> _THINGS TO DO_:
**1.** In the Joy review, what is the Miracle Mop's detachable head made from?
**2.** Copy out everything in the Joy review from "The invention of" down to "of compelling viewing.".

> _TEXT TO READ_:
• • • •
Joy Review

Joy
There are a fair few famous inventors worthy of getting the cinematic biopic makeover; Benjamin Franklin and his bright spark, the Wright brothers and their flying machine, or perhaps even the Lumière brothers with their mysterious cinematograph. Perennial Oscar nominee David O. Russell has scoured history from Da Vinci to Edison and discarded the lot. Instead Russell has plucked 1980s housewife Joy Mangano, creator of the life changing Miracle Mop, to be the star of his latest film. You don’t need electricity, the internet or even telephones when you’ve got a self-ringing mop with a detachable head made from a continuous loop of 300 feet of cotton.

The invention of a mop doesn’t sound like the most enticing premise for a feature length film, but with Russell directing, a man with five Academy Award nominations in as many years, and the heavyweight triumvirate of Bradley Cooper, Robert De Niro and Jennifer Lawrence starring, it’s a tale in capable hands. Unfortunately for Russell and his most reliable troops, not even the Miracle Mop could polish Joy Mangano’s story into 124 minutes of compelling viewing.
• • • •
> _INFORMATION SUPPLIED_:
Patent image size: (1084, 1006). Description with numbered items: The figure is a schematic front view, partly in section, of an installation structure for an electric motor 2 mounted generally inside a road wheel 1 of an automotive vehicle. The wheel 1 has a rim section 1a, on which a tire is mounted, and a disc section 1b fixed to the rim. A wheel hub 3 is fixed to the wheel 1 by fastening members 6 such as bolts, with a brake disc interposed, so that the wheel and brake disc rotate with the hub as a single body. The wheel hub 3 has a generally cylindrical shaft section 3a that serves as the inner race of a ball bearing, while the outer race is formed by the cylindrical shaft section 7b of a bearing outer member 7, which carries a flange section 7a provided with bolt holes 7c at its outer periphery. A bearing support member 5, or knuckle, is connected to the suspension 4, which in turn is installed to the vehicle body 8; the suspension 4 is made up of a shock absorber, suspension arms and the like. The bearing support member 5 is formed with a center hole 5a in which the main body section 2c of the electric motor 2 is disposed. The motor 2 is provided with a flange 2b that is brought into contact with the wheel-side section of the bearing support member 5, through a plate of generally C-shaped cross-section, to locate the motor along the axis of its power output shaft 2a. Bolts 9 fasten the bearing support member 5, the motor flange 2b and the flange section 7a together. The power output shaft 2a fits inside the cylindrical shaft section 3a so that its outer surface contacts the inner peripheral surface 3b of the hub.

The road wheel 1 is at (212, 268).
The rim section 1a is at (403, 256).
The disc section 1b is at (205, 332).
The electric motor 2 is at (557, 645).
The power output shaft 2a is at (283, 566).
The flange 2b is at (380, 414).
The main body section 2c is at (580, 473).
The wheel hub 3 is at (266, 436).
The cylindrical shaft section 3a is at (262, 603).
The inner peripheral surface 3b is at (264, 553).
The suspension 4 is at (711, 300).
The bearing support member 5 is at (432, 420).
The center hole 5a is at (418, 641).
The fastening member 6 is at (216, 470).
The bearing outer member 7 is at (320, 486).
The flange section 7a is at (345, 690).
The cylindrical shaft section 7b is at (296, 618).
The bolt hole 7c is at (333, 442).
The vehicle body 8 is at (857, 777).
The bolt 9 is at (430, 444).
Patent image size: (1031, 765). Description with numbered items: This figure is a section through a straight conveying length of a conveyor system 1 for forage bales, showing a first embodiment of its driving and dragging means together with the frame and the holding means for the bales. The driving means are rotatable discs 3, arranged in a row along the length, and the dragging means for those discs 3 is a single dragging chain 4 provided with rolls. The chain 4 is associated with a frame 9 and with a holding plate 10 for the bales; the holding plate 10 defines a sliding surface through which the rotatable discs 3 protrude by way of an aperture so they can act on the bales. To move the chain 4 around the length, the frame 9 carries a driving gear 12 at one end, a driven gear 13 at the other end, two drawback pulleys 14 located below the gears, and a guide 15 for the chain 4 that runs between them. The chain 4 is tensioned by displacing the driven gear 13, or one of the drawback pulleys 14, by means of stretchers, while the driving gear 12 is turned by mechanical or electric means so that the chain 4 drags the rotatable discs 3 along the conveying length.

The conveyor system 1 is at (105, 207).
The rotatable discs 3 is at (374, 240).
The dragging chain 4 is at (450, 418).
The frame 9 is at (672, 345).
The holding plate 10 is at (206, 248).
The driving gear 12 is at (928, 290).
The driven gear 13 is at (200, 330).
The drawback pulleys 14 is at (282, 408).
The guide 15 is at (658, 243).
• • • •
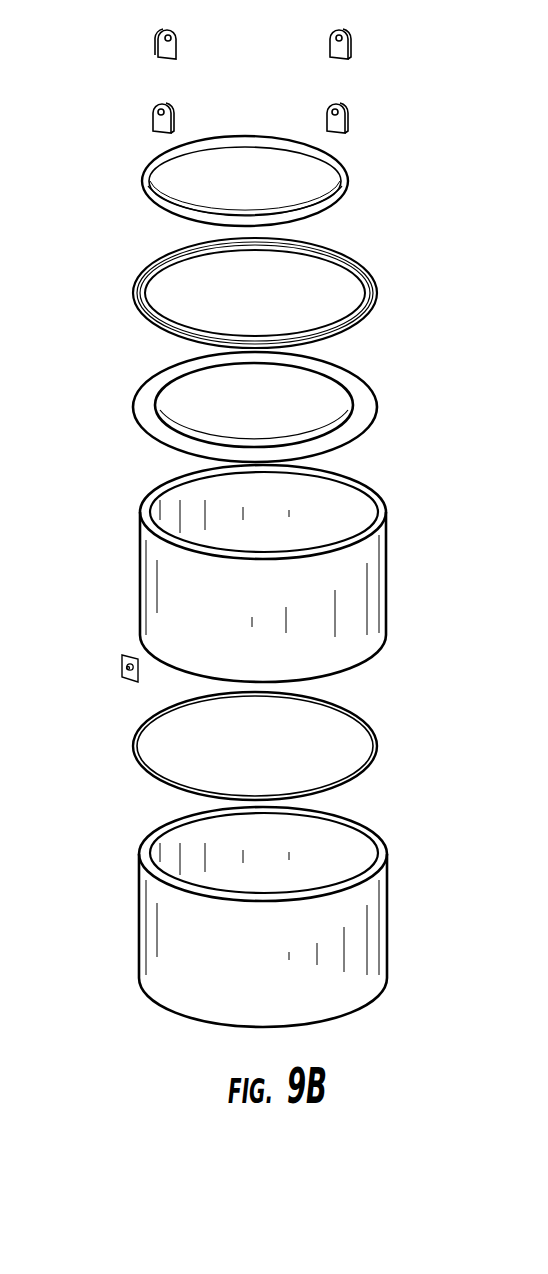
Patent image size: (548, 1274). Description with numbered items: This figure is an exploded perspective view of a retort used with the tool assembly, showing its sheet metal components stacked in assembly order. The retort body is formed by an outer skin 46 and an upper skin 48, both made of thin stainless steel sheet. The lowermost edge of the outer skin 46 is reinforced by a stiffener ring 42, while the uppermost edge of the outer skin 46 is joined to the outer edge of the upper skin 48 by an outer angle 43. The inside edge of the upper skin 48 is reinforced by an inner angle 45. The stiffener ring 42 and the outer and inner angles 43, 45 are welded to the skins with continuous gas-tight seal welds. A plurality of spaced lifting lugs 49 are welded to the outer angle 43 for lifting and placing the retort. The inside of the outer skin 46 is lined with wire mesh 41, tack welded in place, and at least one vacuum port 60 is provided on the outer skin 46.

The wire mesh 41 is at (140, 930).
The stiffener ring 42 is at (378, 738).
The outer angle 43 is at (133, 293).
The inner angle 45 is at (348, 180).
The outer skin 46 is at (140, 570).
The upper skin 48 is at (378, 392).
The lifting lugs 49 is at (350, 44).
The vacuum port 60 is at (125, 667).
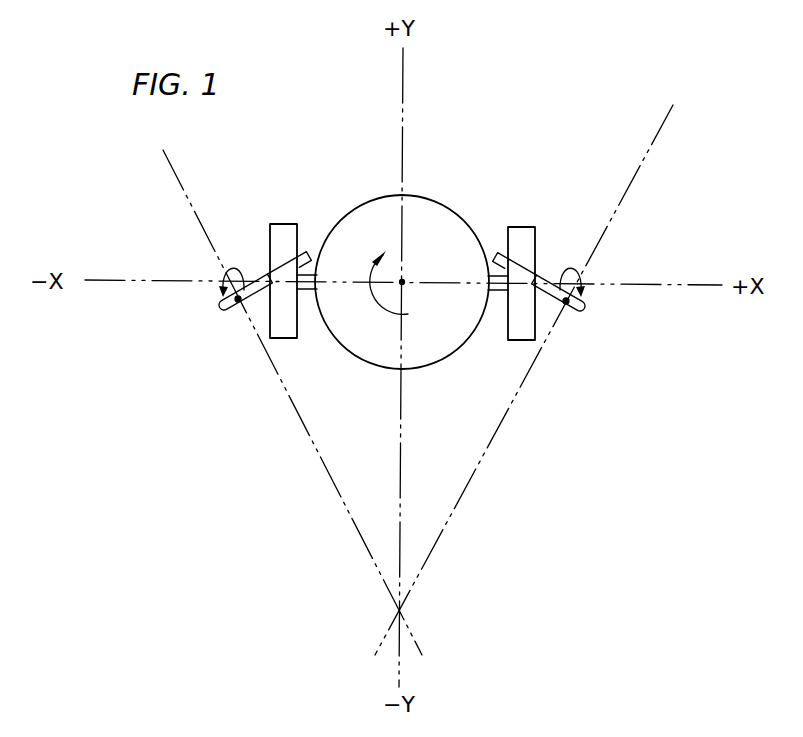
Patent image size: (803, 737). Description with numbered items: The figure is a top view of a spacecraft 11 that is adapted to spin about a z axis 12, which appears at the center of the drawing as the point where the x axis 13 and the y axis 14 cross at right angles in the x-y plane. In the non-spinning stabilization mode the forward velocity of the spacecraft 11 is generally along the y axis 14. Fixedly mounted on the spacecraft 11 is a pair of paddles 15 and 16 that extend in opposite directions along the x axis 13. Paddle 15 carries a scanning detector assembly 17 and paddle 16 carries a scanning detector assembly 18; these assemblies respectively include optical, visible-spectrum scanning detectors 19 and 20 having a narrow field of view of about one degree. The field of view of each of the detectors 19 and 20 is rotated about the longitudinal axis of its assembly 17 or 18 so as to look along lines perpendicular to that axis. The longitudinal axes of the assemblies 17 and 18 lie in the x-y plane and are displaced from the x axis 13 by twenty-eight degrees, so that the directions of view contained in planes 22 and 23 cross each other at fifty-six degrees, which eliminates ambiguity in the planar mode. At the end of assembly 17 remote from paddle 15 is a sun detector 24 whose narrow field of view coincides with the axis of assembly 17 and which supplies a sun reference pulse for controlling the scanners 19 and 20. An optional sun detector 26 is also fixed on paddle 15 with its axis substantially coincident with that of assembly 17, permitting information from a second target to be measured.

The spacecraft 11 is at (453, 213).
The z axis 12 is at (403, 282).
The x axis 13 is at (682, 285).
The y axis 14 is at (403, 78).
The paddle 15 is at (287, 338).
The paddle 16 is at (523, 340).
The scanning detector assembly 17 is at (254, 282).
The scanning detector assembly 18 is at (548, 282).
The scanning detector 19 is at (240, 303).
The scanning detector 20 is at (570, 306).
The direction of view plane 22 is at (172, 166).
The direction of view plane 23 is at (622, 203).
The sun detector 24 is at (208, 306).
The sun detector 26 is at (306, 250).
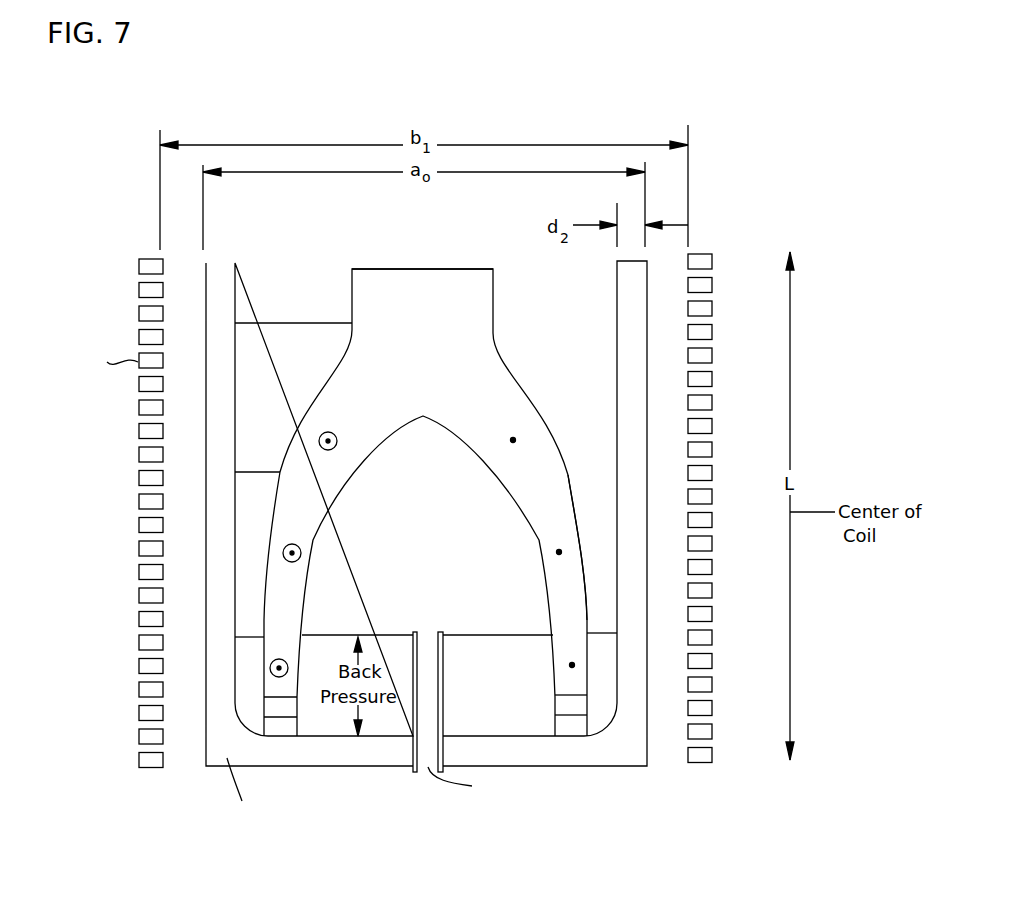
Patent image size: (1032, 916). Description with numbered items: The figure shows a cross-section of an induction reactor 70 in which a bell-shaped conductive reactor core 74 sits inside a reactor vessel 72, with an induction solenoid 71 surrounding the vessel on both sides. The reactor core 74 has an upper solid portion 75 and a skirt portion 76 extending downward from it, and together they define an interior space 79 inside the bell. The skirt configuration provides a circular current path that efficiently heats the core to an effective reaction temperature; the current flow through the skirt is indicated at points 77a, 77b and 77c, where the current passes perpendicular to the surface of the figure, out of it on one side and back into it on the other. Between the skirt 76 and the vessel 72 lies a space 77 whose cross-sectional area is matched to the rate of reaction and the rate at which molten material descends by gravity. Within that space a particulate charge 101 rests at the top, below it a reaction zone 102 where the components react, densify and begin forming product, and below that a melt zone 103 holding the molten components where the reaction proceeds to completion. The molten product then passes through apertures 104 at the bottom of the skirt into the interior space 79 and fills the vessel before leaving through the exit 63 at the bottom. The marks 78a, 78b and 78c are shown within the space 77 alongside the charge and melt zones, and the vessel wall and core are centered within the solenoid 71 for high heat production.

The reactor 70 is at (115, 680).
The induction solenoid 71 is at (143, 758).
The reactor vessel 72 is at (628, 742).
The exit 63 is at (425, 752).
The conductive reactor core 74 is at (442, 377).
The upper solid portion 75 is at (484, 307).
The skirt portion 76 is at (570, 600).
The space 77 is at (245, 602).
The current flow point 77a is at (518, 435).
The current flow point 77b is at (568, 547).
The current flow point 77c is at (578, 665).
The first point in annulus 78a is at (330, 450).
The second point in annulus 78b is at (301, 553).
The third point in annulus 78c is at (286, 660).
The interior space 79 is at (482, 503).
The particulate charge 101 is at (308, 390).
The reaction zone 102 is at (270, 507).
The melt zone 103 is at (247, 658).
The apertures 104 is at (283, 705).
• • • •
> _RESPONSES BY TASK_:
**1.** A continuous loop of 300 feet of cotton.

**2.**
The invention of a mop doesn’t sound like the most enticing premise for a feature length film, but with Russell directing, a man with five Academy Award nominations in as many years, and the heavyweight triumvirate of Bradley Cooper, Robert De Niro and Jennifer Lawrence starring, it’s a tale in capable hands. Unfortunately for Russell and his most reliable troops, not even the Miracle Mop could polish Joy Mangano’s story into 124 minutes of compelling viewing.